RECORDS SUPPLIED →
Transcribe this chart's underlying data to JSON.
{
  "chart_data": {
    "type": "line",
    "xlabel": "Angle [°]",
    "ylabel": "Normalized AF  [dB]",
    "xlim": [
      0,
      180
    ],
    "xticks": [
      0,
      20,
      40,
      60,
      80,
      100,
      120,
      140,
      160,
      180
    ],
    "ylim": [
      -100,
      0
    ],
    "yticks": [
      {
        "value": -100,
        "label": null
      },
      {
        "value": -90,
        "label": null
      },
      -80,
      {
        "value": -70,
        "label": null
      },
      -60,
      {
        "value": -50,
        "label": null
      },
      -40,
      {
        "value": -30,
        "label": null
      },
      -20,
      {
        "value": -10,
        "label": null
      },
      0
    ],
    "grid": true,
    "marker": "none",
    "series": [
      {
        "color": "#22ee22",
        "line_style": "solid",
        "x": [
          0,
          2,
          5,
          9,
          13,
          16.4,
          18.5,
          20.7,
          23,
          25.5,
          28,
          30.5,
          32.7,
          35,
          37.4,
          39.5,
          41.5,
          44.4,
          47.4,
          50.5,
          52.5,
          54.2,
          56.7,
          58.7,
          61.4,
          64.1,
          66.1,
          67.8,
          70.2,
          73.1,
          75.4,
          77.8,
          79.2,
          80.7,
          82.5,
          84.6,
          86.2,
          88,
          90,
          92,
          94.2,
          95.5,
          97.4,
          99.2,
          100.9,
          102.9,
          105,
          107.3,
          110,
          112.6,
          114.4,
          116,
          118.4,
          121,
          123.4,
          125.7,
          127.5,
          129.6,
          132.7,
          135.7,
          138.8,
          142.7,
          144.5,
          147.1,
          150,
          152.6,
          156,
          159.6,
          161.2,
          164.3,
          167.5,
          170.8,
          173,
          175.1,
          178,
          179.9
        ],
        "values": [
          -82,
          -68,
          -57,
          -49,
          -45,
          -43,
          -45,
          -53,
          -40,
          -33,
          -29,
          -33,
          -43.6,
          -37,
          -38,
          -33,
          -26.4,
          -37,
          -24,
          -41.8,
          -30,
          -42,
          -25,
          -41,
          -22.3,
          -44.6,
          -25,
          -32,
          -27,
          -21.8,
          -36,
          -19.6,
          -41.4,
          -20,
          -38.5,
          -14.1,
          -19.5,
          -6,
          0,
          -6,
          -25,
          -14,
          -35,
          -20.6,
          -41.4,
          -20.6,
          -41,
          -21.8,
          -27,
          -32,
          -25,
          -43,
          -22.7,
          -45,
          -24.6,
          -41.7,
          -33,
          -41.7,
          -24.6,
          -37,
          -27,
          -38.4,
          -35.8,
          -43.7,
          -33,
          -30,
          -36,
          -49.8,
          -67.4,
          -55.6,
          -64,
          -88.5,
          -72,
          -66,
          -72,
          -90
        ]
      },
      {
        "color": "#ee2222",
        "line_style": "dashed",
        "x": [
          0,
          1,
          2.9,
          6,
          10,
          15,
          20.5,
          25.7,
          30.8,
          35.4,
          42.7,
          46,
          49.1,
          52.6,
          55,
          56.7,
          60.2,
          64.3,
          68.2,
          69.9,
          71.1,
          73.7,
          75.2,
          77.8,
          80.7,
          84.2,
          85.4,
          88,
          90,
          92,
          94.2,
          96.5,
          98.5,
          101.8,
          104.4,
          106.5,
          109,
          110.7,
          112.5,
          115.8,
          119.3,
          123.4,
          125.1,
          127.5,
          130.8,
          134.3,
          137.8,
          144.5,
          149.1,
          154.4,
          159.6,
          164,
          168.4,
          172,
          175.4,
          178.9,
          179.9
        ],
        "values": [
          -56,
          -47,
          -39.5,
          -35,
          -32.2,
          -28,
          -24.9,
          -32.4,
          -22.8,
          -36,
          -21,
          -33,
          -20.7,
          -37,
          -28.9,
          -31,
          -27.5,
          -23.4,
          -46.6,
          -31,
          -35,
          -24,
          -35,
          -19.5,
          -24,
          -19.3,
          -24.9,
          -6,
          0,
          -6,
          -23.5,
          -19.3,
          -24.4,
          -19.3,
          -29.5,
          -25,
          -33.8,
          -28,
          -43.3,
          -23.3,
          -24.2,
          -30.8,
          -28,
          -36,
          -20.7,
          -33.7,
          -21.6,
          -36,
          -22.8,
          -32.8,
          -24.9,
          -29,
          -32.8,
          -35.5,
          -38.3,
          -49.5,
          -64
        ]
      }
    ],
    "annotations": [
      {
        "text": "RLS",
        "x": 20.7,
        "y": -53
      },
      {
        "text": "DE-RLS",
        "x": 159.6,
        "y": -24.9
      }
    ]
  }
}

EXERCISE REQUIREMENTS → Please output the complete data exactly.

CORRECT ANSWER →
Transcribe this chart's underlying data to JSON.
{
  "chart_data": {
    "type": "line",
    "xlabel": "Angle [°]",
    "ylabel": "Normalized AF  [dB]",
    "xlim": [
      0,
      180
    ],
    "xticks": [
      0,
      20,
      40,
      60,
      80,
      100,
      120,
      140,
      160,
      180
    ],
    "ylim": [
      -100,
      0
    ],
    "yticks": [
      {
        "value": -100,
        "label": null
      },
      {
        "value": -90,
        "label": null
      },
      -80,
      {
        "value": -70,
        "label": null
      },
      -60,
      {
        "value": -50,
        "label": null
      },
      -40,
      {
        "value": -30,
        "label": null
      },
      -20,
      {
        "value": -10,
        "label": null
      },
      0
    ],
    "grid": true,
    "marker": "none",
    "series": [
      {
        "color": "#22ee22",
        "line_style": "solid",
        "x": [
          0,
          2,
          5,
          9,
          13,
          16.4,
          18.5,
          20.7,
          23,
          25.5,
          28,
          30.5,
          32.7,
          35,
          37.4,
          39.5,
          41.5,
          44.4,
          47.4,
          50.5,
          52.5,
          54.2,
          56.7,
          58.7,
          61.4,
          64.1,
          66.1,
          67.8,
          70.2,
          73.1,
          75.4,
          77.8,
          79.2,
          80.7,
          82.5,
          84.6,
          86.2,
          88,
          90,
          92,
          94.2,
          95.5,
          97.4,
          99.2,
          100.9,
          102.9,
          105,
          107.3,
          110,
          112.6,
          114.4,
          116,
          118.4,
          121,
          123.4,
          125.7,
          127.5,
          129.6,
          132.7,
          135.7,
          138.8,
          142.7,
          144.5,
          147.1,
          150,
          152.6,
          156,
          159.6,
          161.2,
          164.3,
          167.5,
          170.8,
          173,
          175.1,
          178,
          179.9
        ],
        "values": [
          -82,
          -68,
          -57,
          -49,
          -45,
          -43,
          -45,
          -53,
          -40,
          -33,
          -29,
          -33,
          -43.6,
          -37,
          -38,
          -33,
          -26.4,
          -37,
          -24,
          -41.8,
          -30,
          -42,
          -25,
          -41,
          -22.3,
          -44.6,
          -25,
          -32,
          -27,
          -21.8,
          -36,
          -19.6,
          -41.4,
          -20,
          -38.5,
          -14.1,
          -19.5,
          -6,
          0,
          -6,
          -25,
          -14,
          -35,
          -20.6,
          -41.4,
          -20.6,
          -41,
          -21.8,
          -27,
          -32,
          -25,
          -43,
          -22.7,
          -45,
          -24.6,
          -41.7,
          -33,
          -41.7,
          -24.6,
          -37,
          -27,
          -38.4,
          -35.8,
          -43.7,
          -33,
          -30,
          -36,
          -49.8,
          -67.4,
          -55.6,
          -64,
          -88.5,
          -72,
          -66,
          -72,
          -90
        ]
      },
      {
        "color": "#ee2222",
        "line_style": "dashed",
        "x": [
          0,
          1,
          2.9,
          6,
          10,
          15,
          20.5,
          25.7,
          30.8,
          35.4,
          42.7,
          46,
          49.1,
          52.6,
          55,
          56.7,
          60.2,
          64.3,
          68.2,
          69.9,
          71.1,
          73.7,
          75.2,
          77.8,
          80.7,
          84.2,
          85.4,
          88,
          90,
          92,
          94.2,
          96.5,
          98.5,
          101.8,
          104.4,
          106.5,
          109,
          110.7,
          112.5,
          115.8,
          119.3,
          123.4,
          125.1,
          127.5,
          130.8,
          134.3,
          137.8,
          144.5,
          149.1,
          154.4,
          159.6,
          164,
          168.4,
          172,
          175.4,
          178.9,
          179.9
        ],
        "values": [
          -56,
          -47,
          -39.5,
          -35,
          -32.2,
          -28,
          -24.9,
          -32.4,
          -22.8,
          -36,
          -21,
          -33,
          -20.7,
          -37,
          -28.9,
          -31,
          -27.5,
          -23.4,
          -46.6,
          -31,
          -35,
          -24,
          -35,
          -19.5,
          -24,
          -19.3,
          -24.9,
          -6,
          0,
          -6,
          -23.5,
          -19.3,
          -24.4,
          -19.3,
          -29.5,
          -25,
          -33.8,
          -28,
          -43.3,
          -23.3,
          -24.2,
          -30.8,
          -28,
          -36,
          -20.7,
          -33.7,
          -21.6,
          -36,
          -22.8,
          -32.8,
          -24.9,
          -29,
          -32.8,
          -35.5,
          -38.3,
          -49.5,
          -64
        ]
      }
    ],
    "annotations": [
      {
        "text": "RLS",
        "x": 20.7,
        "y": -53
      },
      {
        "text": "DE-RLS",
        "x": 159.6,
        "y": -24.9
      }
    ]
  }
}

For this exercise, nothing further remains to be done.